[Stored entries]
Begin
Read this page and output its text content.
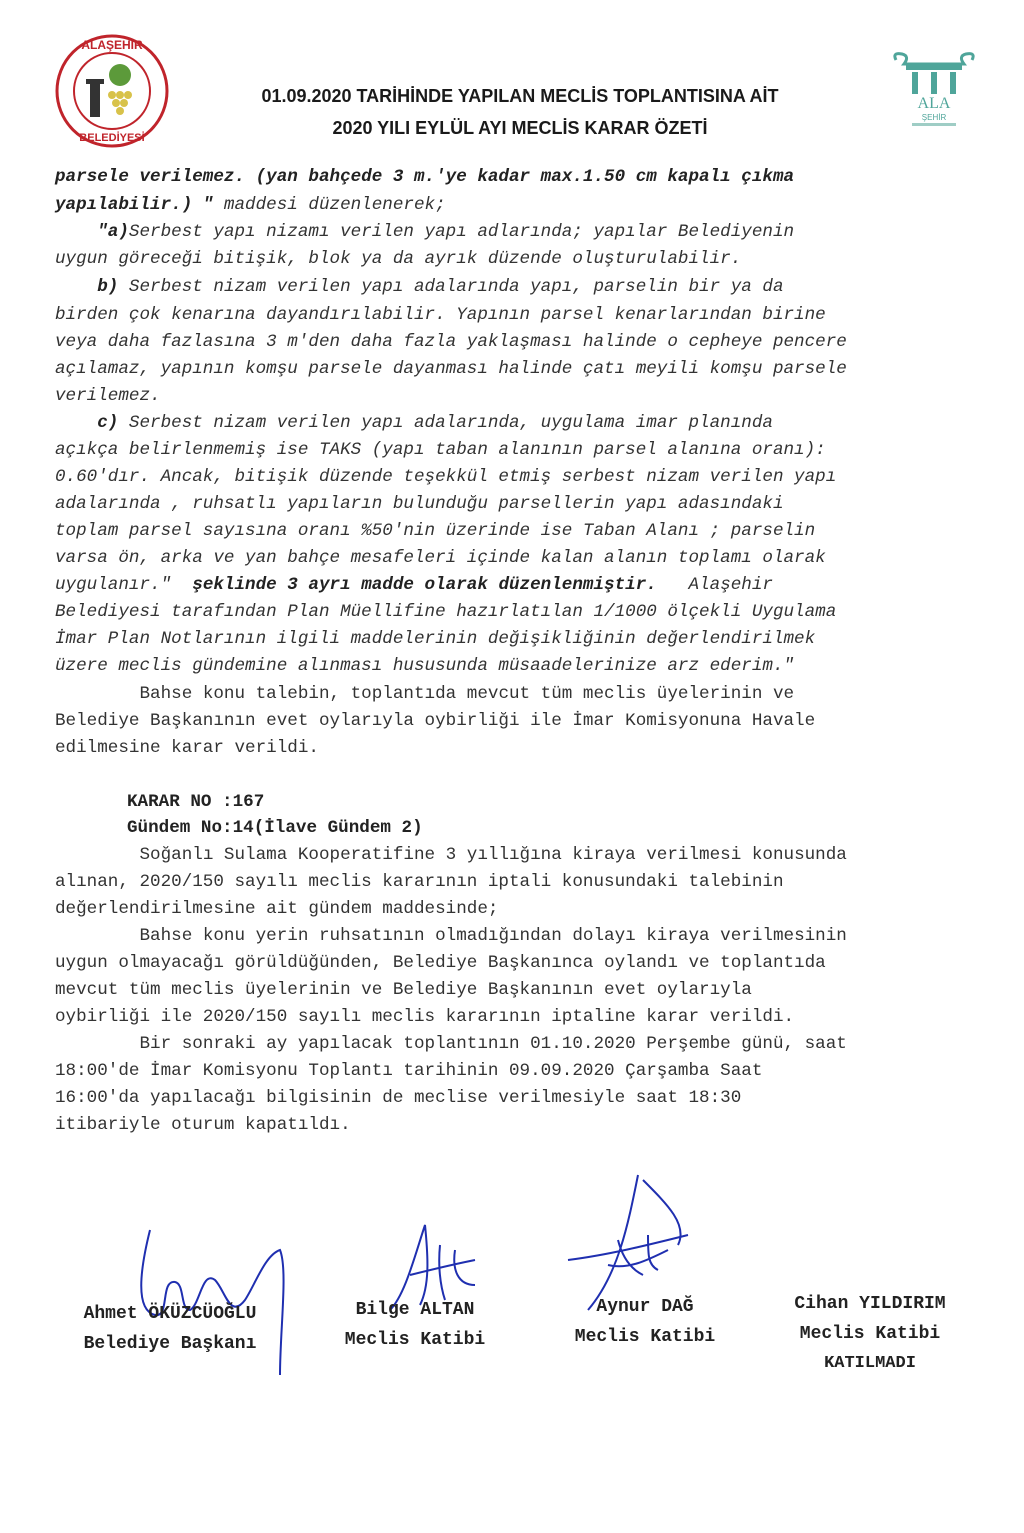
ALAŞEHİR
BELEDİYESİ
01.09.2020 TARİHİNDE YAPILAN MECLİS TOPLANTISINA AİT
2020 YILI EYLÜL AYI MECLİS KARAR ÖZETİ
ALA
ŞEHİR
parsele verilemez. (yan bahçede 3 m.'ye kadar max.1.50 cm kapalı çıkma
yapılabilir.) " maddesi düzenlenerek;
"a)Serbest yapı nizamı verilen yapı adlarında; yapılar Belediyenin
uygun göreceği bitişik, blok ya da ayrık düzende oluşturulabilir.
b) Serbest nizam verilen yapı adalarında yapı, parselin bir ya da
birden çok kenarına dayandırılabilir. Yapının parsel kenarlarından birine
veya daha fazlasına 3 m'den daha fazla yaklaşması halinde o cepheye pencere
açılamaz, yapının komşu parsele dayanması halinde çatı meyili komşu parsele
verilemez.
c) Serbest nizam verilen yapı adalarında, uygulama imar planında
açıkça belirlenmemiş ise TAKS (yapı taban alanının parsel alanına oranı):
0.60'dır. Ancak, bitişik düzende teşekkül etmiş serbest nizam verilen yapı
adalarında , ruhsatlı yapıların bulunduğu parsellerin yapı adasındaki
toplam parsel sayısına oranı %50'nin üzerinde ise Taban Alanı ; parselin
varsa ön, arka ve yan bahçe mesafeleri içinde kalan alanın toplamı olarak
uygulanır." şeklinde 3 ayrı madde olarak düzenlenmiştir. Alaşehir
Belediyesi tarafından Plan Müellifine hazırlatılan 1/1000 ölçekli Uygulama
İmar Plan Notlarının ilgili maddelerinin değişikliğinin değerlendirilmek
üzere meclis gündemine alınması hususunda müsaadelerinize arz ederim."
Bahse konu talebin, toplantıda mevcut tüm meclis üyelerinin ve
Belediye Başkanının evet oylarıyla oybirliği ile İmar Komisyonuna Havale
edilmesine karar verildi.
KARAR NO :167
Gündem No:14(İlave Gündem 2)
Soğanlı Sulama Kooperatifine 3 yıllığına kiraya verilmesi konusunda
alınan, 2020/150 sayılı meclis kararının iptali konusundaki talebinin
değerlendirilmesine ait gündem maddesinde;
Bahse konu yerin ruhsatının olmadığından dolayı kiraya verilmesinin
uygun olmayacağı görüldüğünden, Belediye Başkanınca oylandı ve toplantıda
mevcut tüm meclis üyelerinin ve Belediye Başkanının evet oylarıyla
oybirliği ile 2020/150 sayılı meclis kararının iptaline karar verildi.
Bir sonraki ay yapılacak toplantının 01.10.2020 Perşembe günü, saat
18:00'de İmar Komisyonu Toplantı tarihinin 09.09.2020 Çarşamba Saat
16:00'da yapılacağı bilgisinin de meclise verilmesiyle saat 18:30
itibariyle oturum kapatıldı.
Ahmet ÖKÜZCÜOĞLU
Belediye Başkanı
Bilge ALTAN
Meclis Katibi
Aynur DAĞ
Meclis Katibi
Cihan YILDIRIM
Meclis Katibi
KATILMADI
End
*DO THIS:*
Repeat verbatim all the material, but not the pictures.

*FINISHED TASK:*
Read this page and output its text content.
ALAŞEHİR
BELEDİYESİ
01.09.2020 TARİHİNDE YAPILAN MECLİS TOPLANTISINA AİT
2020 YILI EYLÜL AYI MECLİS KARAR ÖZETİ
ALA
ŞEHİR
parsele verilemez. (yan bahçede 3 m.'ye kadar max.1.50 cm kapalı çıkma
yapılabilir.) " maddesi düzenlenerek;
"a)Serbest yapı nizamı verilen yapı adlarında; yapılar Belediyenin
uygun göreceği bitişik, blok ya da ayrık düzende oluşturulabilir.
b) Serbest nizam verilen yapı adalarında yapı, parselin bir ya da
birden çok kenarına dayandırılabilir. Yapının parsel kenarlarından birine
veya daha fazlasına 3 m'den daha fazla yaklaşması halinde o cepheye pencere
açılamaz, yapının komşu parsele dayanması halinde çatı meyili komşu parsele
verilemez.
c) Serbest nizam verilen yapı adalarında, uygulama imar planında
açıkça belirlenmemiş ise TAKS (yapı taban alanının parsel alanına oranı):
0.60'dır. Ancak, bitişik düzende teşekkül etmiş serbest nizam verilen yapı
adalarında , ruhsatlı yapıların bulunduğu parsellerin yapı adasındaki
toplam parsel sayısına oranı %50'nin üzerinde ise Taban Alanı ; parselin
varsa ön, arka ve yan bahçe mesafeleri içinde kalan alanın toplamı olarak
uygulanır." şeklinde 3 ayrı madde olarak düzenlenmiştir. Alaşehir
Belediyesi tarafından Plan Müellifine hazırlatılan 1/1000 ölçekli Uygulama
İmar Plan Notlarının ilgili maddelerinin değişikliğinin değerlendirilmek
üzere meclis gündemine alınması hususunda müsaadelerinize arz ederim."
Bahse konu talebin, toplantıda mevcut tüm meclis üyelerinin ve
Belediye Başkanının evet oylarıyla oybirliği ile İmar Komisyonuna Havale
edilmesine karar verildi.
KARAR NO :167
Gündem No:14(İlave Gündem 2)
Soğanlı Sulama Kooperatifine 3 yıllığına kiraya verilmesi konusunda
alınan, 2020/150 sayılı meclis kararının iptali konusundaki talebinin
değerlendirilmesine ait gündem maddesinde;
Bahse konu yerin ruhsatının olmadığından dolayı kiraya verilmesinin
uygun olmayacağı görüldüğünden, Belediye Başkanınca oylandı ve toplantıda
mevcut tüm meclis üyelerinin ve Belediye Başkanının evet oylarıyla
oybirliği ile 2020/150 sayılı meclis kararının iptaline karar verildi.
Bir sonraki ay yapılacak toplantının 01.10.2020 Perşembe günü, saat
18:00'de İmar Komisyonu Toplantı tarihinin 09.09.2020 Çarşamba Saat
16:00'da yapılacağı bilgisinin de meclise verilmesiyle saat 18:30
itibariyle oturum kapatıldı.
Ahmet ÖKÜZCÜOĞLU
Belediye Başkanı
Bilge ALTAN
Meclis Katibi
Aynur DAĞ
Meclis Katibi
Cihan YILDIRIM
Meclis Katibi
KATILMADI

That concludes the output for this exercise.